• **Problem description**
Examine the entries and show every line in which the word "dass" is found.
** begin Dataset entries **
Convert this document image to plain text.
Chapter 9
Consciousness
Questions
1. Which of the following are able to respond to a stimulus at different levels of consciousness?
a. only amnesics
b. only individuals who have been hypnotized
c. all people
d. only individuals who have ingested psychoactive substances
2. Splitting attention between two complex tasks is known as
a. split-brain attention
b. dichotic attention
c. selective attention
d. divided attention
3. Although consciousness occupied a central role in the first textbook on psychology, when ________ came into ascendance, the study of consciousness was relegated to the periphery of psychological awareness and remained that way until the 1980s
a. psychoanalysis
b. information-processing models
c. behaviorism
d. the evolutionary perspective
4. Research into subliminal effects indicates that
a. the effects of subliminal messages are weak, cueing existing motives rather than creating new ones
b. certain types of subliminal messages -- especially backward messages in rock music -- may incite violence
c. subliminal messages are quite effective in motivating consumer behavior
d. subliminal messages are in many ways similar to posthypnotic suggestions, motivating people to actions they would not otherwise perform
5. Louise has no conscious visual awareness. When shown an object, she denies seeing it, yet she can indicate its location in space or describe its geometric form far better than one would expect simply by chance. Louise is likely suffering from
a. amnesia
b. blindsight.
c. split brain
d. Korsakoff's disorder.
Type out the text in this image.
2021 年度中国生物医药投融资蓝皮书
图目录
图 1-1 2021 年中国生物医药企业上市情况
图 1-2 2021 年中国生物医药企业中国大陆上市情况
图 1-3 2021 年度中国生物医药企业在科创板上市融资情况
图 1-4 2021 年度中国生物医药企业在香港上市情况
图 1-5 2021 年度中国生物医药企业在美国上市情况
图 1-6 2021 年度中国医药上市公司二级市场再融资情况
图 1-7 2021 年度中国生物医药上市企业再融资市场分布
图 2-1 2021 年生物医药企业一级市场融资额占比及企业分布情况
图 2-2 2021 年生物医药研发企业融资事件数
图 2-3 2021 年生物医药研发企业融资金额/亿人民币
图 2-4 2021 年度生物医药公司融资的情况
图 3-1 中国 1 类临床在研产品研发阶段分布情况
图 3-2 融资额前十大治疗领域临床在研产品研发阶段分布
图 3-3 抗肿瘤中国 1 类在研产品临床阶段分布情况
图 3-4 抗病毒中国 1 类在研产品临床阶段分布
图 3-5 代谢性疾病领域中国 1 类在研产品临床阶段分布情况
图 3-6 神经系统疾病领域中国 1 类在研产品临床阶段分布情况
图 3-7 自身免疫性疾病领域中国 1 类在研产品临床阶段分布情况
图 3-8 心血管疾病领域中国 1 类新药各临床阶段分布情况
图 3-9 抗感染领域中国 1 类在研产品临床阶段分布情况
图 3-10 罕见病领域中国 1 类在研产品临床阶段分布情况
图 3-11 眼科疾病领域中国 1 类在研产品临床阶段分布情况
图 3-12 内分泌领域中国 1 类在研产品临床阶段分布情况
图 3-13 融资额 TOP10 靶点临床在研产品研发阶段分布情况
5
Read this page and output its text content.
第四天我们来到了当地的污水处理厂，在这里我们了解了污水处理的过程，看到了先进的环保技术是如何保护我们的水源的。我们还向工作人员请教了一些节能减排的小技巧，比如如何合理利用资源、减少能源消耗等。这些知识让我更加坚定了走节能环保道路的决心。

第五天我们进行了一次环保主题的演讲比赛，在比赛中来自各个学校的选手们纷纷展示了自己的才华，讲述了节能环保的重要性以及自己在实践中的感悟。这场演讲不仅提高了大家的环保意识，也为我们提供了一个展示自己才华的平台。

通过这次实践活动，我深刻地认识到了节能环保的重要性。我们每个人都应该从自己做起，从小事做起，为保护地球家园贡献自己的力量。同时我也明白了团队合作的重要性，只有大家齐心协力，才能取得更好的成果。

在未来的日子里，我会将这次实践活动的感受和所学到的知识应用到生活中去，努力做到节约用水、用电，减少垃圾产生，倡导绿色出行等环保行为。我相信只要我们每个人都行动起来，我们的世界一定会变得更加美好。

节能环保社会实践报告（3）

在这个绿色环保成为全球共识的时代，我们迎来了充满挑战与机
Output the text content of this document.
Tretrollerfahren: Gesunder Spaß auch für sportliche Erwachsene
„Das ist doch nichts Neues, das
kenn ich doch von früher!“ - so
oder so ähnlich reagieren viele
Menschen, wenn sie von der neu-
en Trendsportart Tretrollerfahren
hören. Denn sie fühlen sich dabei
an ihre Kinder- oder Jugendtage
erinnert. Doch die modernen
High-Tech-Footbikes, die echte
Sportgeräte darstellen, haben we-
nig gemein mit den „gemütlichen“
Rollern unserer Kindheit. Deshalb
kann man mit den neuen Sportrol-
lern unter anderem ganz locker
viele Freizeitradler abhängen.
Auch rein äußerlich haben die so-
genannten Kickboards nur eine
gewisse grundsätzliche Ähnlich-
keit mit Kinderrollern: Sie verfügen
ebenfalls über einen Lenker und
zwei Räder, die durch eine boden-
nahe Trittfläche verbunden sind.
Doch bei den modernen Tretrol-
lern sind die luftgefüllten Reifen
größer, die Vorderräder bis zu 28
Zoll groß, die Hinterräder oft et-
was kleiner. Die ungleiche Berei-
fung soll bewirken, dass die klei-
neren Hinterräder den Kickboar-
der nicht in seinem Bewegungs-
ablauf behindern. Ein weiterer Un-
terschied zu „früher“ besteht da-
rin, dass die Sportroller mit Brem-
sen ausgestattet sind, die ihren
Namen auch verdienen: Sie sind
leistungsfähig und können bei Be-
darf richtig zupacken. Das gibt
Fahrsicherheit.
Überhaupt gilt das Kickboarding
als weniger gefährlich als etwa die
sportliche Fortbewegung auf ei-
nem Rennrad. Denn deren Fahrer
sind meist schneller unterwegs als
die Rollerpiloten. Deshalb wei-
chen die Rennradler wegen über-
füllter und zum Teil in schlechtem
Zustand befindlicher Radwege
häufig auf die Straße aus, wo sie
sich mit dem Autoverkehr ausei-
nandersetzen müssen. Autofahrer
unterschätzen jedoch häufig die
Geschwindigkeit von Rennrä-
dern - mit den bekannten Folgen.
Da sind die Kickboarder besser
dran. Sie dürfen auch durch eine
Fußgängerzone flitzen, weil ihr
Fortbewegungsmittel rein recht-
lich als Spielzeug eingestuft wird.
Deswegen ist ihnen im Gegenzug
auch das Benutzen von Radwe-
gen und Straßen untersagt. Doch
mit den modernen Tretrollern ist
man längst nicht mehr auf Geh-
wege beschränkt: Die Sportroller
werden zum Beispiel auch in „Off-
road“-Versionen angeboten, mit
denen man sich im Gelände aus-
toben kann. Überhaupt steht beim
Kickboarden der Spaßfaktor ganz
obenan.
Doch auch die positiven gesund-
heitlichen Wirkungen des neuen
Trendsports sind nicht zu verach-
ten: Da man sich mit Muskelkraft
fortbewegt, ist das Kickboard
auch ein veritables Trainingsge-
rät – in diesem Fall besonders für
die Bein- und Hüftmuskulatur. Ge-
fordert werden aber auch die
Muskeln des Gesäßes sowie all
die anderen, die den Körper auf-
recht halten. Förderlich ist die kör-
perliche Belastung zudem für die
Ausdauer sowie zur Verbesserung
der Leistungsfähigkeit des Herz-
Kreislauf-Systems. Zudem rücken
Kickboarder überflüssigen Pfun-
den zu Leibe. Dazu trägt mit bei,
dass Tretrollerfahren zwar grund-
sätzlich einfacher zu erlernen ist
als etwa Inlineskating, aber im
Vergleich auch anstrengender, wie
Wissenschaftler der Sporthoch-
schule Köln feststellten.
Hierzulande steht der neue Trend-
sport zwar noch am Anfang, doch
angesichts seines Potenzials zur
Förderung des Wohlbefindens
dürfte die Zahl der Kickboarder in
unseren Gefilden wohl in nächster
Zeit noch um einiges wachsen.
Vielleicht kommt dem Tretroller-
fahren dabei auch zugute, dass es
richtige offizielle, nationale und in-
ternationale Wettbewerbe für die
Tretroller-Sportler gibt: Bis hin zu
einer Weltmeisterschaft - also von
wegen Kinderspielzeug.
** end Dataset entries **
• **Result of the exercise**
fung soll bewirken, dass die klei-
rin, dass die Sportroller mit Brem-
dass Tretrollerfahren zwar grund-
fahren dabei auch zugute, dass es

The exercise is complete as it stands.